• _Goal of the exercise_
Rewrite all the records below, substituting "Вращать" for every "Повернуть" and changing nothing else. Leave the pictures out of the answer.

• _Dataset content_
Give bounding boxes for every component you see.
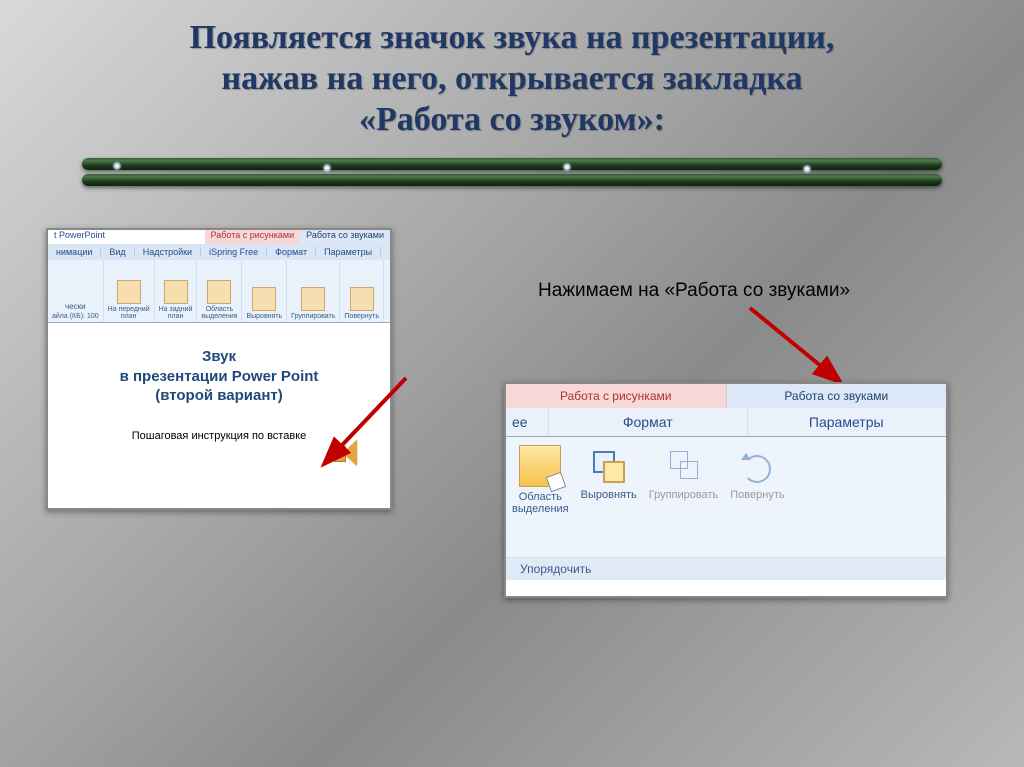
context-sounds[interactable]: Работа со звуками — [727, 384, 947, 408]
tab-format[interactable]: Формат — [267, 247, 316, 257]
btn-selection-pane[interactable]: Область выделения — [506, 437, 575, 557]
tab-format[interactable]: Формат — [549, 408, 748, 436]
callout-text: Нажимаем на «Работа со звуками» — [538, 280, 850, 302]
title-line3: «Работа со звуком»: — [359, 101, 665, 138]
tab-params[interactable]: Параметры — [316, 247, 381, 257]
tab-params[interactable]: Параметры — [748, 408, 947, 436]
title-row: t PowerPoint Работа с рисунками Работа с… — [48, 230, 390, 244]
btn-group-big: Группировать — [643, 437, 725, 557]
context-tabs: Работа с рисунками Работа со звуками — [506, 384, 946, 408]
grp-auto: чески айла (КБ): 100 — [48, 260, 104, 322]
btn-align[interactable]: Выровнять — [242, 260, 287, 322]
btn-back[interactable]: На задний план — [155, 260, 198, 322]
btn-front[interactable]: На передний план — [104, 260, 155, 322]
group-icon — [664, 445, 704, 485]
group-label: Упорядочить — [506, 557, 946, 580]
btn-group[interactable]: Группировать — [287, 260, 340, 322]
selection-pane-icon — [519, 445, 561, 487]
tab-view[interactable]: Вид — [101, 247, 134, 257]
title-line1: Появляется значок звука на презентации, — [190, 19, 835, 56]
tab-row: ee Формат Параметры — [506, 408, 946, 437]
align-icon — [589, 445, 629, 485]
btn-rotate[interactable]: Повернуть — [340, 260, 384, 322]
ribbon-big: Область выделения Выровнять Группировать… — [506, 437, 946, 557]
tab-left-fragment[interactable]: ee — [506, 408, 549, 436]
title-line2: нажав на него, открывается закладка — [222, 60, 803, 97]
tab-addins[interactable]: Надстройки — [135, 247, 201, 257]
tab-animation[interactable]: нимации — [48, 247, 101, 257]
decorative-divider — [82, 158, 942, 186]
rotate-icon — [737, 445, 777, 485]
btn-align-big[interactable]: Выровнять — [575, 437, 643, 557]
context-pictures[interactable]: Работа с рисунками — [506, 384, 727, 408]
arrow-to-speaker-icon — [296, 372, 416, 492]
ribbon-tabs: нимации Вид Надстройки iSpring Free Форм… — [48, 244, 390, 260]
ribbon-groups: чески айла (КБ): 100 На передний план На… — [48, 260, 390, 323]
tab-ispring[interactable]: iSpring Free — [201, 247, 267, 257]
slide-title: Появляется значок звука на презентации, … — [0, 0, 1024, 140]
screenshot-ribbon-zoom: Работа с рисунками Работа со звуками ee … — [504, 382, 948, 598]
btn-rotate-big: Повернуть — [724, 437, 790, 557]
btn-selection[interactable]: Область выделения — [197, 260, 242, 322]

• _Full answer_
Give bounding boxes for every component you see.
context-sounds[interactable]: Работа со звуками — [727, 384, 947, 408]
tab-format[interactable]: Формат — [267, 247, 316, 257]
btn-selection-pane[interactable]: Область выделения — [506, 437, 575, 557]
tab-format[interactable]: Формат — [549, 408, 748, 436]
callout-text: Нажимаем на «Работа со звуками» — [538, 280, 850, 302]
title-line3: «Работа со звуком»: — [359, 101, 665, 138]
tab-params[interactable]: Параметры — [316, 247, 381, 257]
tab-params[interactable]: Параметры — [748, 408, 947, 436]
title-row: t PowerPoint Работа с рисунками Работа с… — [48, 230, 390, 244]
btn-group-big: Группировать — [643, 437, 725, 557]
context-tabs: Работа с рисунками Работа со звуками — [506, 384, 946, 408]
grp-auto: чески айла (КБ): 100 — [48, 260, 104, 322]
btn-align[interactable]: Выровнять — [242, 260, 287, 322]
btn-back[interactable]: На задний план — [155, 260, 198, 322]
btn-front[interactable]: На передний план — [104, 260, 155, 322]
group-icon — [664, 445, 704, 485]
group-label: Упорядочить — [506, 557, 946, 580]
btn-group[interactable]: Группировать — [287, 260, 340, 322]
selection-pane-icon — [519, 445, 561, 487]
tab-view[interactable]: Вид — [101, 247, 134, 257]
title-line1: Появляется значок звука на презентации, — [190, 19, 835, 56]
tab-row: ee Формат Параметры — [506, 408, 946, 437]
align-icon — [589, 445, 629, 485]
btn-rotate[interactable]: Вращать — [340, 260, 384, 322]
ribbon-big: Область выделения Выровнять Группировать… — [506, 437, 946, 557]
tab-left-fragment[interactable]: ee — [506, 408, 549, 436]
title-line2: нажав на него, открывается закладка — [222, 60, 803, 97]
tab-addins[interactable]: Надстройки — [135, 247, 201, 257]
tab-animation[interactable]: нимации — [48, 247, 101, 257]
decorative-divider — [82, 158, 942, 186]
rotate-icon — [737, 445, 777, 485]
btn-align-big[interactable]: Выровнять — [575, 437, 643, 557]
context-pictures[interactable]: Работа с рисунками — [506, 384, 727, 408]
arrow-to-speaker-icon — [296, 372, 416, 492]
ribbon-tabs: нимации Вид Надстройки iSpring Free Форм… — [48, 244, 390, 260]
ribbon-groups: чески айла (КБ): 100 На передний план На… — [48, 260, 390, 323]
tab-ispring[interactable]: iSpring Free — [201, 247, 267, 257]
slide-title: Появляется значок звука на презентации, … — [0, 0, 1024, 140]
screenshot-ribbon-zoom: Работа с рисунками Работа со звуками ee … — [504, 382, 948, 598]
btn-rotate-big: Вращать — [724, 437, 790, 557]
btn-selection[interactable]: Область выделения — [197, 260, 242, 322]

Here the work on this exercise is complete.